§ REQUEST
Without the pictures, can you quote each line below exactly?
** start **
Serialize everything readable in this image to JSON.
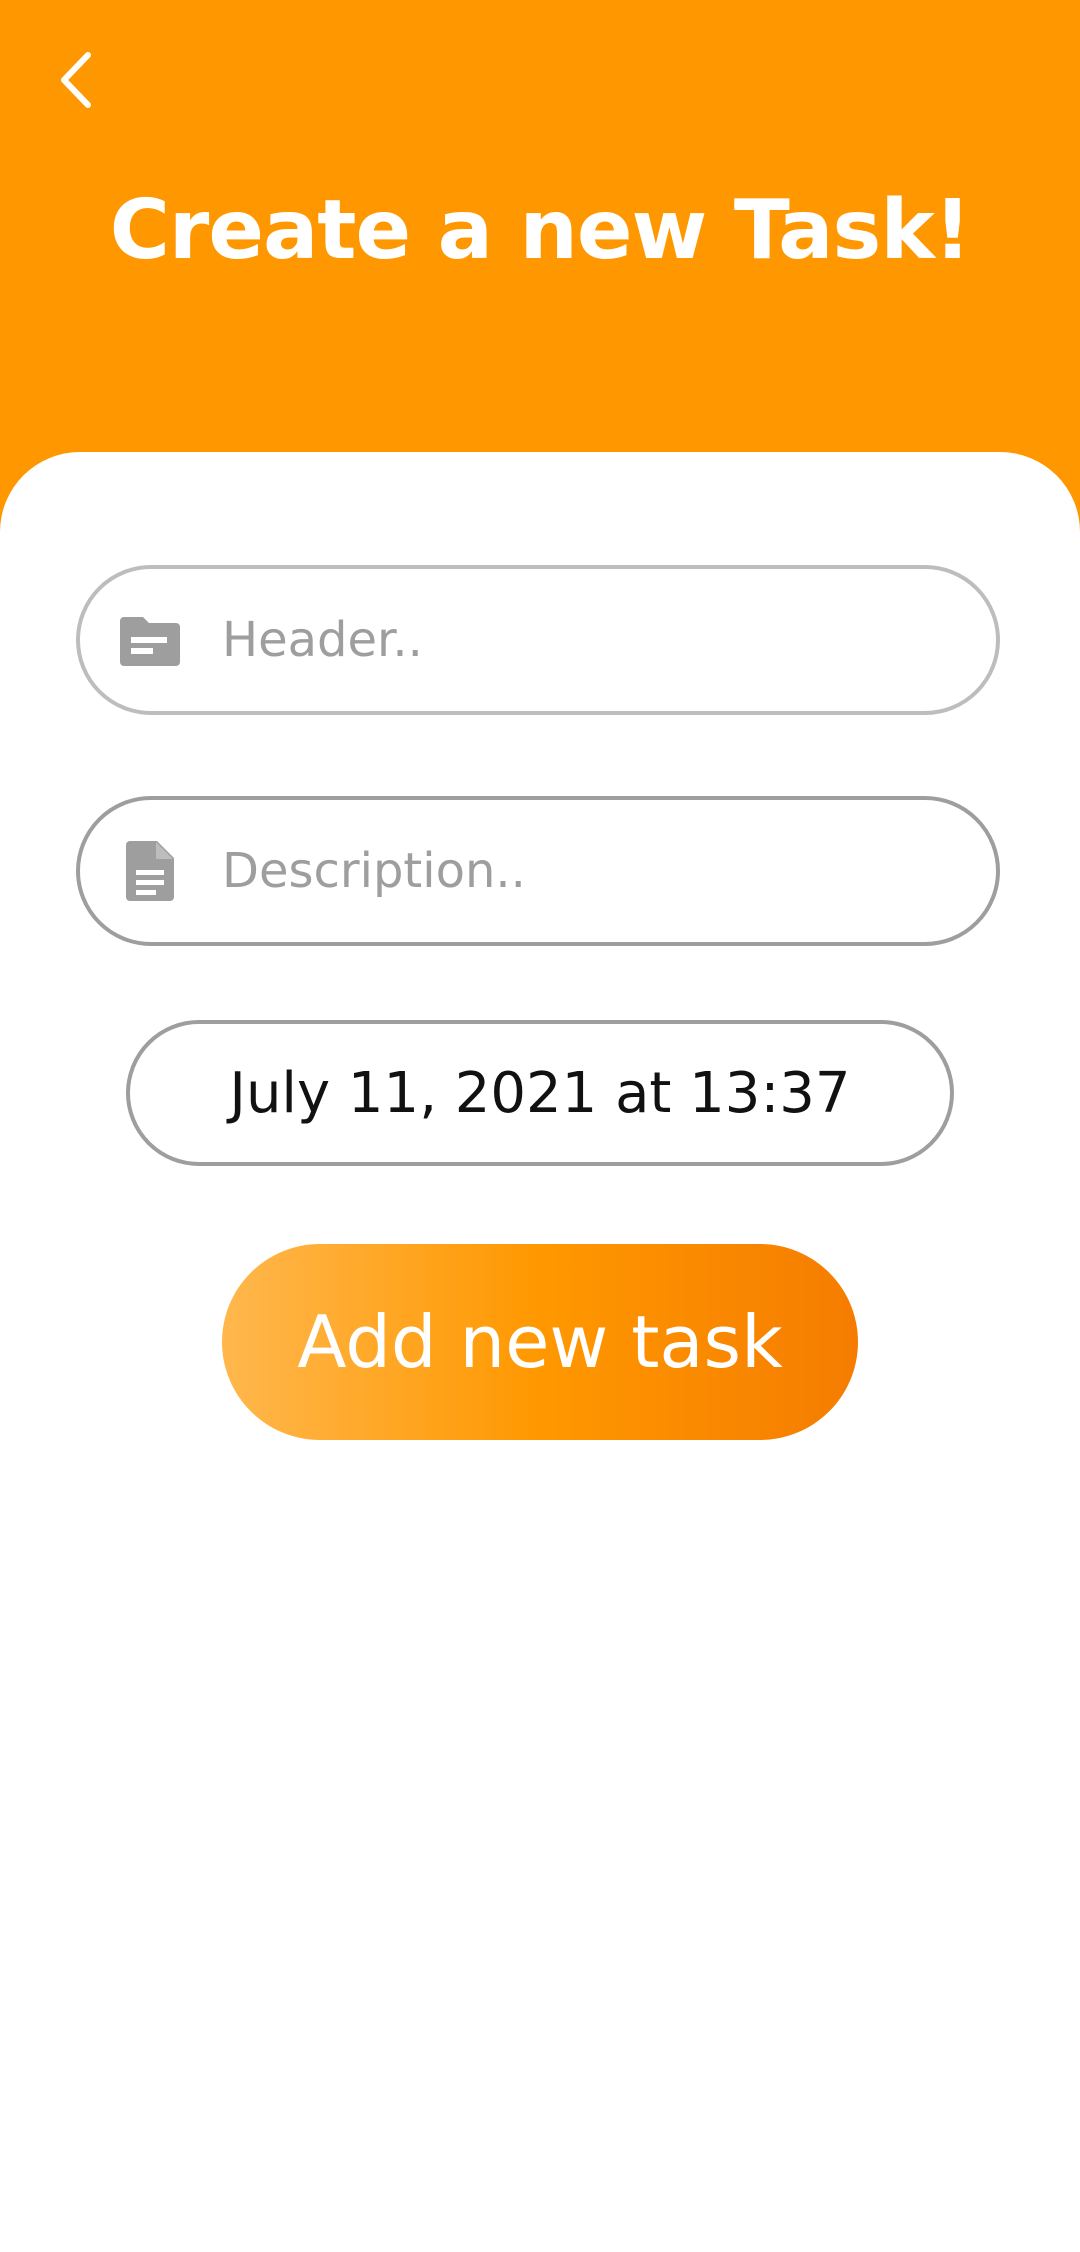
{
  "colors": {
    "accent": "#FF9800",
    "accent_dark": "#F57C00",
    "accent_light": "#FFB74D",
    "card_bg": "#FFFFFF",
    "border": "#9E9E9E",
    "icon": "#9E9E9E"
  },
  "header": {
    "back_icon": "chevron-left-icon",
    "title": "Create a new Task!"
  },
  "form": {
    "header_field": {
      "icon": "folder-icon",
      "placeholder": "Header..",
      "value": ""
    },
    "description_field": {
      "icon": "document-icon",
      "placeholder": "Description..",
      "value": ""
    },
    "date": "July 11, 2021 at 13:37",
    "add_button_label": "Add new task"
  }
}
** end **
§ COMPLETE OUTPUT
Serialize everything readable in this image to JSON.
{
  "colors": {
    "accent": "#FF9800",
    "accent_dark": "#F57C00",
    "accent_light": "#FFB74D",
    "card_bg": "#FFFFFF",
    "border": "#9E9E9E",
    "icon": "#9E9E9E"
  },
  "header": {
    "back_icon": "chevron-left-icon",
    "title": "Create a new Task!"
  },
  "form": {
    "header_field": {
      "icon": "folder-icon",
      "placeholder": "Header..",
      "value": ""
    },
    "description_field": {
      "icon": "document-icon",
      "placeholder": "Description..",
      "value": ""
    },
    "date": "July 11, 2021 at 13:37",
    "add_button_label": "Add new task"
  }
}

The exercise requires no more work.